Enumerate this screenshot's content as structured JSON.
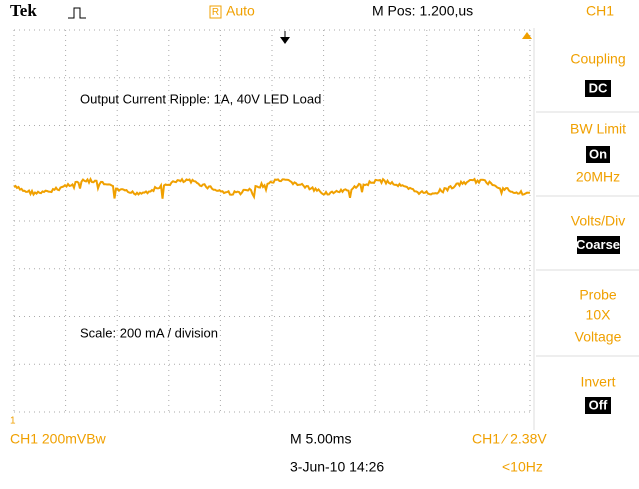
{
  "header": {
    "brand": "Tek",
    "trigger_icon": "R",
    "trigger_mode": "Auto",
    "m_pos": "M Pos: 1.200,us",
    "channel": "CH1"
  },
  "screen": {
    "annotations": [
      "Output Current Ripple: 1A, 40V LED Load",
      "Scale: 200 mA / division"
    ],
    "ch_marker": "1"
  },
  "menu": [
    {
      "label": "Coupling",
      "value": "DC"
    },
    {
      "label": "BW Limit",
      "value": "On",
      "note": [
        "20MHz"
      ]
    },
    {
      "label": "Volts/Div",
      "value": "Coarse"
    },
    {
      "label": "Probe",
      "note": [
        "10X",
        "Voltage"
      ]
    },
    {
      "label": "Invert",
      "value": "Off"
    }
  ],
  "status": {
    "ch_scale": "CH1  200mVBw",
    "timebase": "M 5.00ms",
    "trigger": "CH1 ∕ 2.38V",
    "date": "3-Jun-10 14:26",
    "frequency": "<10Hz"
  }
}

---+---

## [The problem]
Identify and copy lines that hold the string "value".

## [Task output]
      "value": "DC"
      "value": "On",
      "value": "Coarse"
      "value": "Off"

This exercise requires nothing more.